Data shown:
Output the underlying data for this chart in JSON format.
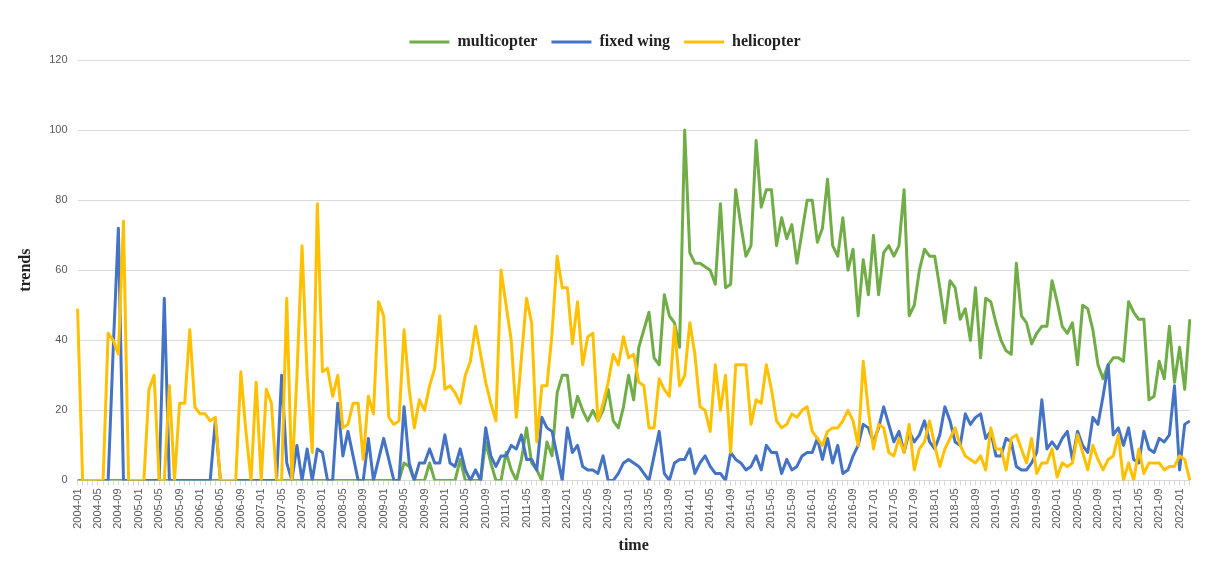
{
  "chart_data": {
    "type": "line",
    "xlabel": "time",
    "ylabel": "trends",
    "legend": "top",
    "grid": "y",
    "marker": "none",
    "line_style": "solid",
    "ylim": [
      0,
      120
    ],
    "yticks": [
      0,
      20,
      40,
      60,
      80,
      100,
      120
    ],
    "categories": [
      "2004-01",
      null,
      null,
      null,
      "2004-05",
      null,
      null,
      null,
      "2004-09",
      null,
      null,
      null,
      "2005-01",
      null,
      null,
      null,
      "2005-05",
      null,
      null,
      null,
      "2005-09",
      null,
      null,
      null,
      "2006-01",
      null,
      null,
      null,
      "2006-05",
      null,
      null,
      null,
      "2006-09",
      null,
      null,
      null,
      "2007-01",
      null,
      null,
      null,
      "2007-05",
      null,
      null,
      null,
      "2007-09",
      null,
      null,
      null,
      "2008-01",
      null,
      null,
      null,
      "2008-05",
      null,
      null,
      null,
      "2008-09",
      null,
      null,
      null,
      "2009-01",
      null,
      null,
      null,
      "2009-05",
      null,
      null,
      null,
      "2009-09",
      null,
      null,
      null,
      "2010-01",
      null,
      null,
      null,
      "2010-05",
      null,
      null,
      null,
      "2010-09",
      null,
      null,
      null,
      "2011-01",
      null,
      null,
      null,
      "2011-05",
      null,
      null,
      null,
      "2011-09",
      null,
      null,
      null,
      "2012-01",
      null,
      null,
      null,
      "2012-05",
      null,
      null,
      null,
      "2012-09",
      null,
      null,
      null,
      "2013-01",
      null,
      null,
      null,
      "2013-05",
      null,
      null,
      null,
      "2013-09",
      null,
      null,
      null,
      "2014-01",
      null,
      null,
      null,
      "2014-05",
      null,
      null,
      null,
      "2014-09",
      null,
      null,
      null,
      "2015-01",
      null,
      null,
      null,
      "2015-05",
      null,
      null,
      null,
      "2015-09",
      null,
      null,
      null,
      "2016-01",
      null,
      null,
      null,
      "2016-05",
      null,
      null,
      null,
      "2016-09",
      null,
      null,
      null,
      "2017-01",
      null,
      null,
      null,
      "2017-05",
      null,
      null,
      null,
      "2017-09",
      null,
      null,
      null,
      "2018-01",
      null,
      null,
      null,
      "2018-05",
      null,
      null,
      null,
      "2018-09",
      null,
      null,
      null,
      "2019-01",
      null,
      null,
      null,
      "2019-05",
      null,
      null,
      null,
      "2019-09",
      null,
      null,
      null,
      "2020-01",
      null,
      null,
      null,
      "2020-05",
      null,
      null,
      null,
      "2020-09",
      null,
      null,
      null,
      "2021-01",
      null,
      null,
      null,
      "2021-05",
      null,
      null,
      null,
      "2021-09",
      null,
      null,
      null,
      "2022-01",
      null,
      null
    ],
    "series": [
      {
        "name": "multicopter",
        "color": "#70ad47",
        "values": [
          0,
          0,
          0,
          0,
          0,
          0,
          0,
          0,
          0,
          0,
          0,
          0,
          0,
          0,
          0,
          0,
          0,
          0,
          0,
          0,
          0,
          0,
          0,
          0,
          0,
          0,
          0,
          0,
          0,
          0,
          0,
          0,
          0,
          0,
          0,
          0,
          0,
          0,
          0,
          0,
          0,
          0,
          0,
          0,
          0,
          0,
          0,
          0,
          0,
          0,
          0,
          0,
          0,
          0,
          0,
          0,
          0,
          0,
          0,
          0,
          0,
          0,
          0,
          0,
          5,
          4,
          0,
          0,
          0,
          5,
          0,
          0,
          0,
          0,
          0,
          6,
          0,
          0,
          0,
          0,
          11,
          5,
          0,
          0,
          8,
          3,
          0,
          6,
          15,
          5,
          3,
          0,
          11,
          7,
          25,
          30,
          30,
          18,
          24,
          20,
          17,
          20,
          17,
          20,
          26,
          17,
          15,
          21,
          30,
          23,
          38,
          43,
          48,
          35,
          33,
          53,
          47,
          45,
          38,
          100,
          65,
          62,
          62,
          61,
          60,
          56,
          79,
          55,
          56,
          83,
          73,
          64,
          67,
          97,
          78,
          83,
          83,
          67,
          75,
          69,
          73,
          62,
          71,
          80,
          80,
          68,
          72,
          86,
          67,
          64,
          75,
          60,
          66,
          47,
          63,
          53,
          70,
          53,
          65,
          67,
          64,
          67,
          83,
          47,
          50,
          60,
          66,
          64,
          64,
          55,
          45,
          57,
          55,
          46,
          49,
          40,
          55,
          35,
          52,
          51,
          45,
          40,
          37,
          36,
          62,
          47,
          45,
          39,
          42,
          44,
          44,
          57,
          51,
          44,
          42,
          45,
          33,
          50,
          49,
          43,
          33,
          29,
          33,
          35,
          35,
          34,
          51,
          48,
          46,
          46,
          23,
          24,
          34,
          29,
          44,
          28,
          38,
          26,
          46
        ]
      },
      {
        "name": "fixed wing",
        "color": "#4472c4",
        "values": [
          null,
          null,
          null,
          null,
          0,
          0,
          0,
          38,
          72,
          0,
          0,
          0,
          0,
          0,
          0,
          0,
          0,
          52,
          0,
          0,
          0,
          0,
          0,
          0,
          0,
          0,
          0,
          17,
          0,
          0,
          0,
          0,
          0,
          0,
          0,
          0,
          0,
          0,
          0,
          0,
          30,
          5,
          0,
          10,
          0,
          9,
          0,
          9,
          8,
          0,
          0,
          22,
          7,
          14,
          7,
          0,
          0,
          12,
          0,
          6,
          12,
          6,
          0,
          0,
          21,
          5,
          0,
          5,
          5,
          9,
          5,
          5,
          13,
          5,
          4,
          9,
          3,
          0,
          3,
          0,
          15,
          7,
          4,
          7,
          7,
          10,
          9,
          13,
          6,
          6,
          3,
          18,
          15,
          14,
          7,
          0,
          15,
          8,
          10,
          4,
          3,
          3,
          2,
          7,
          0,
          0,
          2,
          5,
          6,
          5,
          4,
          2,
          0,
          7,
          14,
          2,
          0,
          5,
          6,
          6,
          9,
          2,
          5,
          7,
          4,
          2,
          2,
          0,
          8,
          6,
          5,
          3,
          4,
          7,
          3,
          10,
          8,
          8,
          2,
          6,
          3,
          4,
          7,
          8,
          8,
          12,
          6,
          12,
          5,
          10,
          2,
          3,
          7,
          10,
          16,
          15,
          11,
          15,
          21,
          16,
          11,
          14,
          8,
          14,
          11,
          13,
          17,
          11,
          9,
          13,
          21,
          17,
          11,
          10,
          19,
          16,
          18,
          19,
          12,
          14,
          7,
          7,
          12,
          11,
          4,
          3,
          3,
          5,
          8,
          23,
          9,
          11,
          9,
          12,
          14,
          6,
          14,
          10,
          8,
          18,
          16,
          24,
          33,
          13,
          15,
          10,
          15,
          6,
          5,
          14,
          9,
          8,
          12,
          11,
          13,
          27,
          3,
          16,
          17
        ]
      },
      {
        "name": "helicopter",
        "color": "#ffc000",
        "values": [
          49,
          0,
          0,
          0,
          0,
          0,
          42,
          40,
          36,
          74,
          0,
          0,
          0,
          0,
          26,
          30,
          0,
          0,
          27,
          0,
          22,
          22,
          43,
          21,
          19,
          19,
          17,
          18,
          0,
          0,
          0,
          0,
          31,
          14,
          0,
          28,
          0,
          26,
          22,
          0,
          0,
          52,
          0,
          30,
          67,
          30,
          8,
          79,
          31,
          32,
          24,
          30,
          15,
          16,
          22,
          22,
          6,
          24,
          19,
          51,
          47,
          18,
          16,
          17,
          43,
          26,
          15,
          23,
          20,
          27,
          32,
          47,
          26,
          27,
          25,
          22,
          30,
          34,
          44,
          36,
          28,
          22,
          17,
          60,
          50,
          40,
          18,
          35,
          52,
          45,
          11,
          27,
          27,
          42,
          64,
          55,
          55,
          39,
          51,
          33,
          41,
          42,
          17,
          22,
          28,
          36,
          33,
          41,
          35,
          36,
          28,
          27,
          15,
          15,
          29,
          26,
          24,
          44,
          27,
          30,
          45,
          36,
          21,
          20,
          14,
          33,
          20,
          30,
          8,
          33,
          33,
          33,
          16,
          23,
          22,
          33,
          26,
          17,
          15,
          16,
          19,
          18,
          20,
          21,
          14,
          12,
          10,
          14,
          15,
          15,
          17,
          20,
          17,
          10,
          34,
          20,
          9,
          16,
          15,
          8,
          7,
          12,
          8,
          16,
          3,
          9,
          11,
          17,
          10,
          4,
          9,
          12,
          15,
          10,
          7,
          6,
          5,
          7,
          3,
          15,
          9,
          9,
          3,
          12,
          13,
          9,
          5,
          12,
          2,
          5,
          5,
          9,
          1,
          5,
          4,
          5,
          13,
          8,
          3,
          10,
          6,
          3,
          6,
          7,
          13,
          0,
          5,
          0,
          9,
          2,
          5,
          5,
          5,
          3,
          4,
          4,
          7,
          6,
          0
        ]
      }
    ]
  }
}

Job:
State the number of lines above that hold the string "color", with nothing added.

Task response:
3